> _Required work_
Go to the line that contains "Extract the structured", then write out that line and all that follow to the end of the listing, exactly and without pictures.

- - - -

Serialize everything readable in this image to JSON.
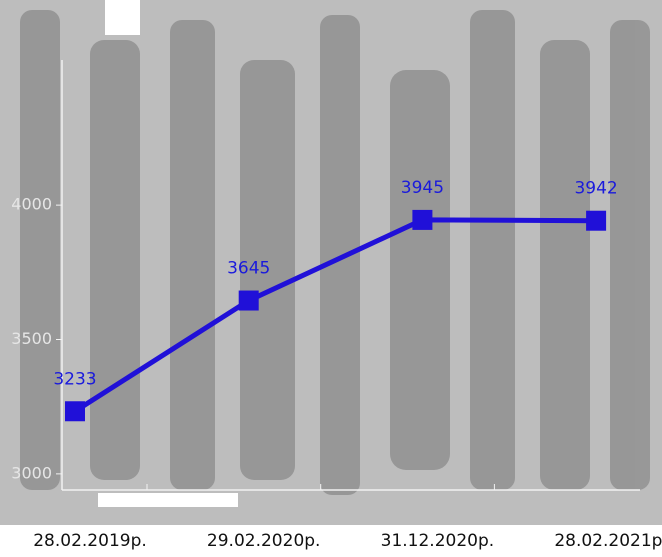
{
  "chart_data": {
    "type": "line",
    "categories": [
      "28.02.2019р.",
      "29.02.2020р.",
      "31.12.2020р.",
      "28.02.2021р."
    ],
    "series": [
      {
        "name": "",
        "color": "#2010d8",
        "values": [
          3233,
          3645,
          3945,
          3942
        ]
      }
    ],
    "ylim": [
      2940,
      4540
    ],
    "yticks": [
      3000,
      3500,
      4000
    ]
  }
}
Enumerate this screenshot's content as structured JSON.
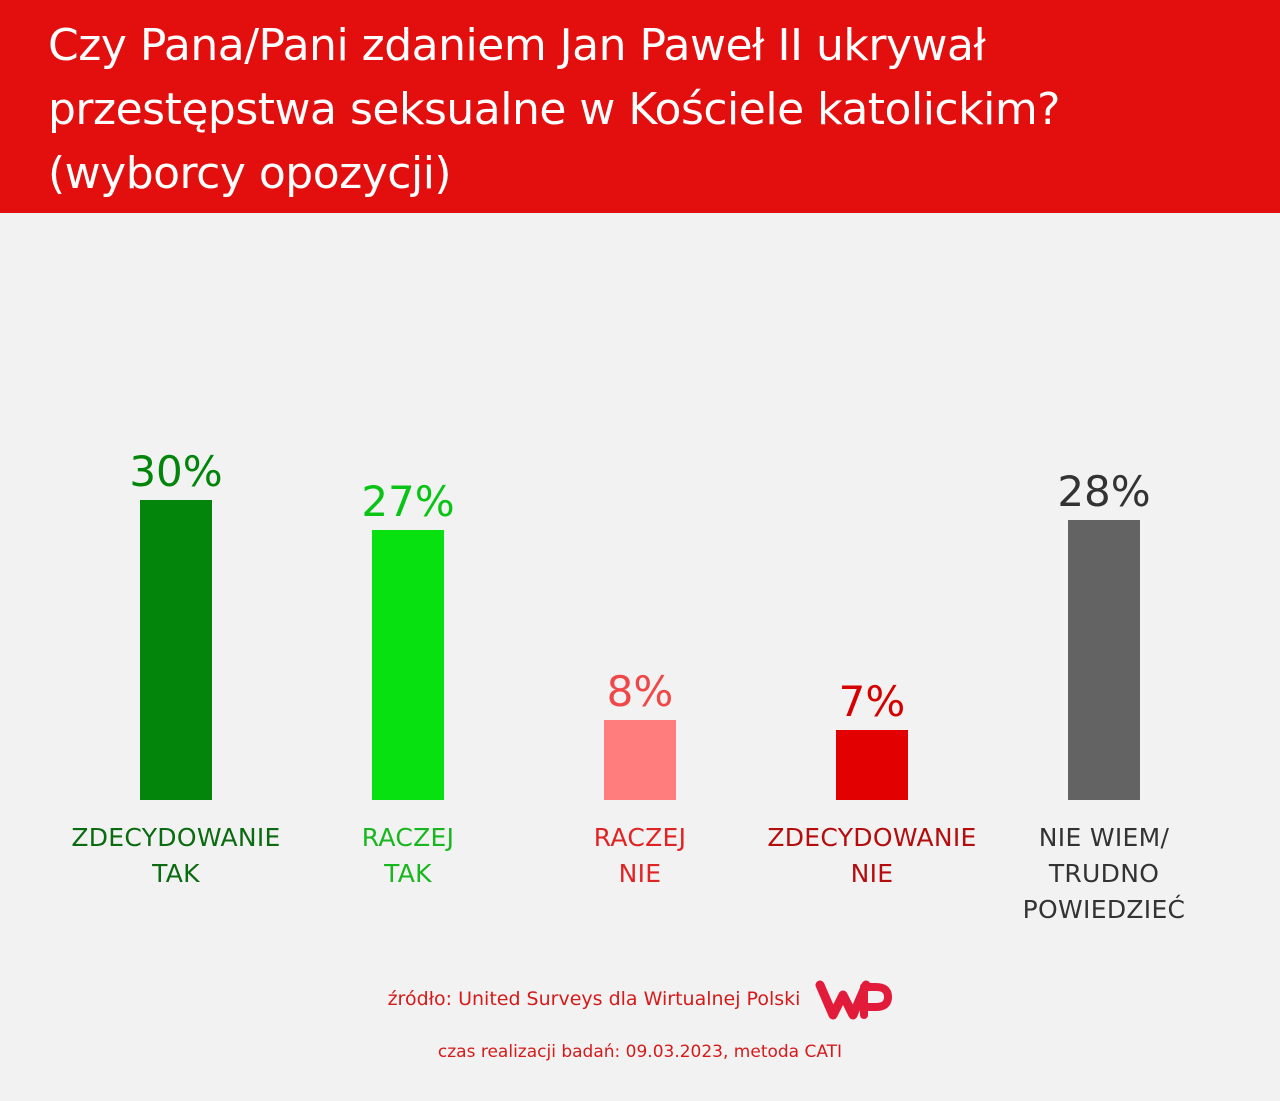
{
  "header": {
    "title_lines": [
      "Czy Pana/Pani zdaniem Jan Paweł II ukrywał",
      "przestępstwa seksualne w Kościele katolickim?",
      "(wyborcy opozycji)"
    ],
    "background": "#e30f0f"
  },
  "chart_data": {
    "type": "bar",
    "title": "Czy Pana/Pani zdaniem Jan Paweł II ukrywał przestępstwa seksualne w Kościele katolickim? (wyborcy opozycji)",
    "categories": [
      [
        "ZDECYDOWANIE",
        "TAK"
      ],
      [
        "RACZEJ",
        "TAK"
      ],
      [
        "RACZEJ",
        "NIE"
      ],
      [
        "ZDECYDOWANIE",
        "NIE"
      ],
      [
        "NIE WIEM/",
        "TRUDNO",
        "POWIEDZIEĆ"
      ]
    ],
    "values": [
      30,
      27,
      8,
      7,
      28
    ],
    "value_labels": [
      "30%",
      "27%",
      "8%",
      "7%",
      "28%"
    ],
    "bar_colors": [
      "#03850c",
      "#06e10f",
      "#ff7d7d",
      "#e30000",
      "#636363"
    ],
    "value_label_colors": [
      "#03850c",
      "#0ac415",
      "#f04848",
      "#d60000",
      "#333333"
    ],
    "category_label_colors": [
      "#0b6b10",
      "#19b71f",
      "#e02424",
      "#b50d0d",
      "#333333"
    ],
    "unit": "%",
    "ylim": [
      0,
      30
    ],
    "grid": false,
    "legend": "none"
  },
  "footer": {
    "source": "źródło: United Surveys dla Wirtualnej Polski",
    "logo": "WP",
    "date_method": "czas realizacji badań: 09.03.2023, metoda CATI",
    "accent": "#d61a1a",
    "logo_color": "#e31b3a"
  }
}
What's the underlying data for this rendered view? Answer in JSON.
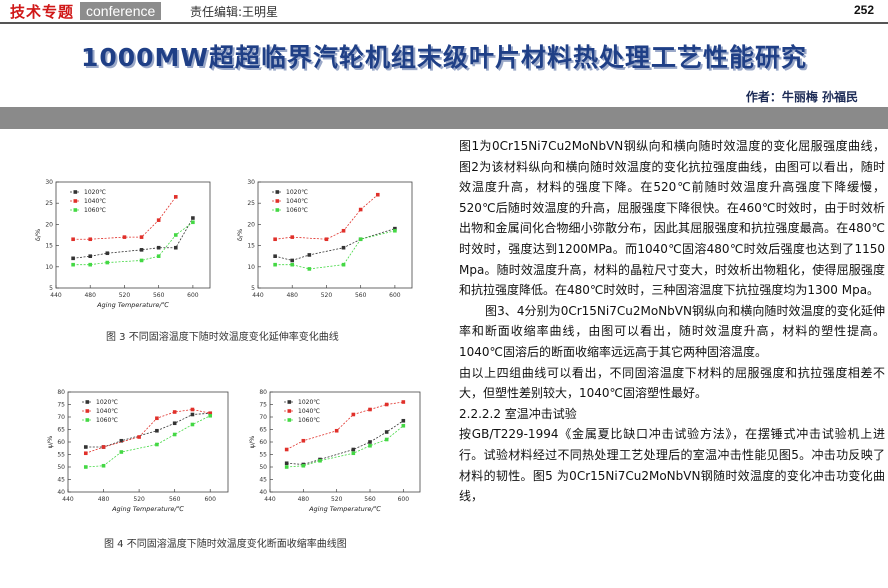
{
  "header": {
    "brand_cn": "技术专题",
    "brand_en": "conference",
    "editor": "责任编辑:王明星",
    "page_number": "252"
  },
  "title": "1000MW超超临界汽轮机组末级叶片材料热处理工艺性能研究",
  "authors": "作者：牛丽梅  孙福民",
  "captions": {
    "fig3": "图 3 不同固溶温度下随时效温度变化延伸率变化曲线",
    "fig4": "图 4 不同固溶温度下随时效温度变化断面收缩率曲线图"
  },
  "article": {
    "p1": "图1为0Cr15Ni7Cu2MoNbVN钢纵向和横向随时效温度的变化屈服强度曲线，图2为该材料纵向和横向随时效温度的变化抗拉强度曲线，由图可以看出，随时效温度升高，材料的强度下降。在520℃前随时效温度升高强度下降缓慢，520℃后随时效温度的升高，屈服强度下降很快。在460℃时效时，由于时效析出物和金属间化合物细小弥散分布，因此其屈服强度和抗拉强度最高。在480℃时效时，强度达到1200MPa。而1040℃固溶480℃时效后强度也达到了1150 Mpa。随时效温度升高，材料的晶粒尺寸变大，时效析出物粗化，使得屈服强度和抗拉强度降低。在480℃时效时，三种固溶温度下抗拉强度均为1300 Mpa。",
    "p2": "图3、4分别为0Cr15Ni7Cu2MoNbVN钢纵向和横向随时效温度的变化延伸率和断面收缩率曲线，由图可以看出，随时效温度升高，材料的塑性提高。1040℃固溶后的断面收缩率远远高于其它两种固溶温度。",
    "p3": "由以上四组曲线可以看出，不同固溶温度下材料的屈服强度和抗拉强度相差不大，但塑性差别较大，1040℃固溶塑性最好。",
    "p4": "2.2.2.2 室温冲击试验",
    "p5": "按GB/T229-1994《金属夏比缺口冲击试验方法》，在摆锤式冲击试验机上进行。试验材料经过不同热处理工艺处理后的室温冲击性能见图5。冲击功反映了材料的韧性。图5 为0Cr15Ni7Cu2MoNbVN钢随时效温度的变化冲击功变化曲线，"
  },
  "colors": {
    "title": "#1f3f86",
    "brand_red": "#d01818",
    "band_gray": "#8a8a8a",
    "series_black": "#333333",
    "series_red": "#e0302a",
    "series_green": "#44d844"
  },
  "chart_data": [
    {
      "type": "line",
      "xlabel": "Aging Temperature/℃",
      "ylabel": "δ/%",
      "xticks": [
        440,
        480,
        520,
        560,
        600
      ],
      "yticks": [
        5,
        10,
        15,
        20,
        25,
        30
      ],
      "xlim": [
        440,
        620
      ],
      "ylim": [
        5,
        30
      ],
      "legend": [
        "1020℃",
        "1040℃",
        "1060℃"
      ],
      "series": [
        {
          "name": "1020℃",
          "x": [
            460,
            480,
            500,
            540,
            560,
            580,
            600
          ],
          "y": [
            12,
            12.5,
            13.2,
            14,
            14.5,
            14.5,
            21.5
          ]
        },
        {
          "name": "1040℃",
          "x": [
            460,
            480,
            520,
            540,
            560,
            580
          ],
          "y": [
            16.5,
            16.5,
            17,
            17,
            21,
            26.5
          ]
        },
        {
          "name": "1060℃",
          "x": [
            460,
            480,
            500,
            540,
            560,
            580,
            600
          ],
          "y": [
            10.5,
            10.5,
            11,
            11.5,
            12.5,
            17.5,
            20.5
          ]
        }
      ]
    },
    {
      "type": "line",
      "xlabel": "",
      "ylabel": "δ/%",
      "xticks": [
        440,
        480,
        520,
        560,
        600
      ],
      "yticks": [
        5,
        10,
        15,
        20,
        25,
        30
      ],
      "xlim": [
        440,
        620
      ],
      "ylim": [
        5,
        30
      ],
      "legend": [
        "1020℃",
        "1040℃",
        "1060℃"
      ],
      "series": [
        {
          "name": "1020℃",
          "x": [
            460,
            480,
            500,
            540,
            560,
            600
          ],
          "y": [
            12.5,
            11.5,
            12.8,
            14.5,
            16.5,
            19
          ]
        },
        {
          "name": "1040℃",
          "x": [
            460,
            480,
            520,
            540,
            560,
            580
          ],
          "y": [
            16.5,
            17,
            16.5,
            18.5,
            23.5,
            27
          ]
        },
        {
          "name": "1060℃",
          "x": [
            460,
            480,
            500,
            540,
            560,
            600
          ],
          "y": [
            10.5,
            10.5,
            9.5,
            10.5,
            16.5,
            18.5
          ]
        }
      ]
    },
    {
      "type": "line",
      "xlabel": "Aging Temperature/℃",
      "ylabel": "ψ/%",
      "xticks": [
        440,
        480,
        520,
        560,
        600
      ],
      "yticks": [
        40,
        45,
        50,
        55,
        60,
        65,
        70,
        75,
        80
      ],
      "xlim": [
        440,
        620
      ],
      "ylim": [
        40,
        80
      ],
      "legend": [
        "1020℃",
        "1040℃",
        "1060℃"
      ],
      "series": [
        {
          "name": "1020℃",
          "x": [
            460,
            480,
            500,
            540,
            560,
            580,
            600
          ],
          "y": [
            58,
            58,
            60.5,
            64.5,
            67.5,
            71,
            71.5
          ]
        },
        {
          "name": "1040℃",
          "x": [
            460,
            480,
            520,
            540,
            560,
            580,
            600
          ],
          "y": [
            55.5,
            58,
            62,
            69.5,
            72,
            73,
            71.5
          ]
        },
        {
          "name": "1060℃",
          "x": [
            460,
            480,
            500,
            540,
            560,
            580,
            600
          ],
          "y": [
            50,
            50.5,
            56,
            59,
            63,
            67,
            70.5
          ]
        }
      ]
    },
    {
      "type": "line",
      "xlabel": "Aging Temperature/℃",
      "ylabel": "ψ/%",
      "xticks": [
        440,
        480,
        520,
        560,
        600
      ],
      "yticks": [
        40,
        45,
        50,
        55,
        60,
        65,
        70,
        75,
        80
      ],
      "xlim": [
        440,
        620
      ],
      "ylim": [
        40,
        80
      ],
      "legend": [
        "1020℃",
        "1040℃",
        "1060℃"
      ],
      "series": [
        {
          "name": "1020℃",
          "x": [
            460,
            480,
            500,
            540,
            560,
            580,
            600
          ],
          "y": [
            51.5,
            51,
            53,
            57,
            60,
            64,
            68.5
          ]
        },
        {
          "name": "1040℃",
          "x": [
            460,
            480,
            520,
            540,
            560,
            580,
            600
          ],
          "y": [
            57,
            60.5,
            64.5,
            71,
            73,
            75,
            76
          ]
        },
        {
          "name": "1060℃",
          "x": [
            460,
            480,
            500,
            540,
            560,
            580,
            600
          ],
          "y": [
            50,
            50.5,
            52.5,
            55.5,
            58.5,
            61,
            66.5
          ]
        }
      ]
    }
  ]
}
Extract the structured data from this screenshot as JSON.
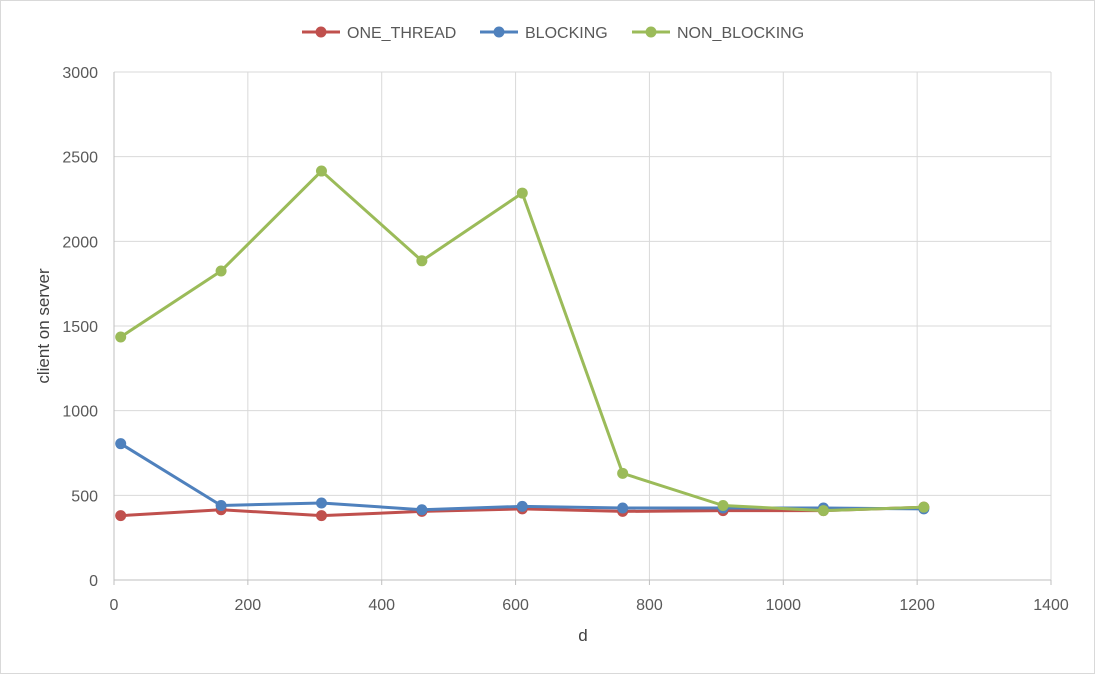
{
  "chart_data": {
    "type": "line",
    "title": "",
    "xlabel": "d",
    "ylabel": "client on server",
    "xlim": [
      0,
      1400
    ],
    "ylim": [
      0,
      3000
    ],
    "xticks": [
      "0",
      "200",
      "400",
      "600",
      "800",
      "1000",
      "1200",
      "1400"
    ],
    "yticks": [
      "0",
      "500",
      "1000",
      "1500",
      "2000",
      "2500",
      "3000"
    ],
    "grid": true,
    "legend": "top",
    "x": [
      10,
      160,
      310,
      460,
      610,
      760,
      910,
      1060,
      1210
    ],
    "series": [
      {
        "name": "ONE_THREAD",
        "color": "#c0504d",
        "values": [
          380,
          415,
          380,
          405,
          420,
          405,
          410,
          410,
          430
        ]
      },
      {
        "name": "BLOCKING",
        "color": "#4f81bd",
        "values": [
          805,
          440,
          455,
          415,
          435,
          425,
          425,
          425,
          420
        ]
      },
      {
        "name": "NON_BLOCKING",
        "color": "#9bbb59",
        "values": [
          1435,
          1825,
          2415,
          1885,
          2285,
          630,
          440,
          410,
          430
        ]
      }
    ]
  }
}
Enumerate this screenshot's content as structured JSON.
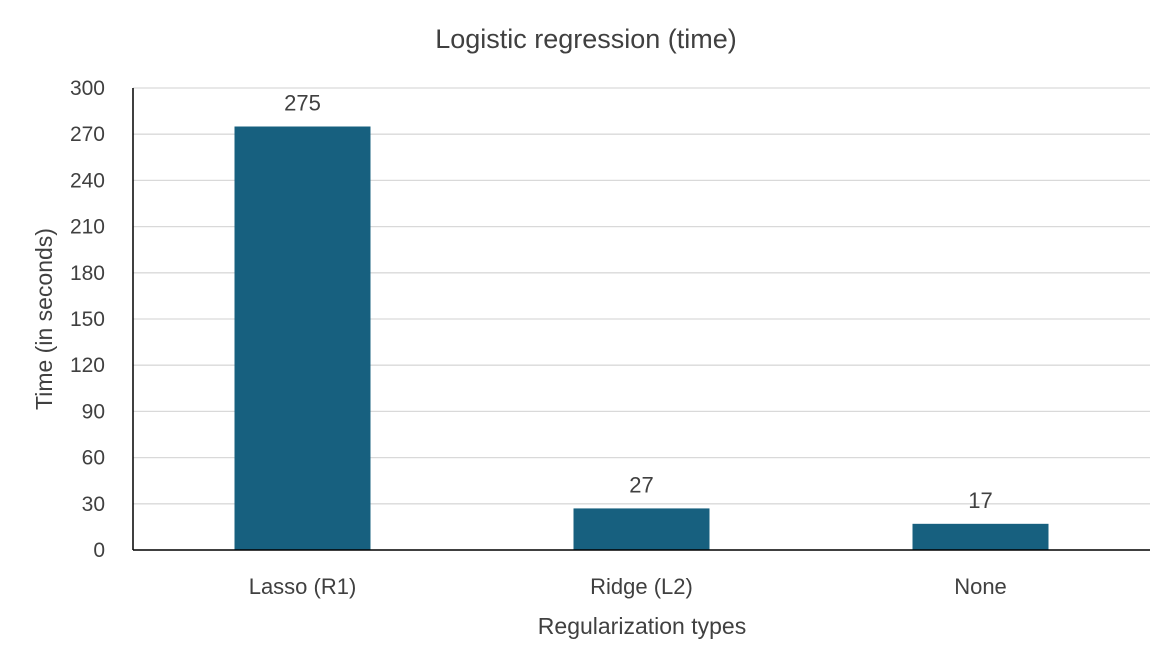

- - - -

> _Solution to the exercise_
Extract the structured data from this screenshot as JSON.
{
  "chart_data": {
    "type": "line",
    "title": "",
    "xlabel": "d",
    "ylabel": "client on server",
    "xlim": [
      0,
      1400
    ],
    "ylim": [
      0,
      3000
    ],
    "xticks": [
      "0",
      "200",
      "400",
      "600",
      "800",
      "1000",
      "1200",
      "1400"
    ],
    "yticks": [
      "0",
      "500",
      "1000",
      "1500",
      "2000",
      "2500",
      "3000"
    ],
    "grid": true,
    "legend": "top",
    "x": [
      10,
      160,
      310,
      460,
      610,
      760,
      910,
      1060,
      1210
    ],
    "series": [
      {
        "name": "ONE_THREAD",
        "color": "#c0504d",
        "values": [
          380,
          415,
          380,
          405,
          420,
          405,
          410,
          410,
          430
        ]
      },
      {
        "name": "BLOCKING",
        "color": "#4f81bd",
        "values": [
          805,
          440,
          455,
          415,
          435,
          425,
          425,
          425,
          420
        ]
      },
      {
        "name": "NON_BLOCKING",
        "color": "#9bbb59",
        "values": [
          1435,
          1825,
          2415,
          1885,
          2285,
          630,
          440,
          410,
          430
        ]
      }
    ]
  }
}
Enumerate this screenshot's content as structured JSON.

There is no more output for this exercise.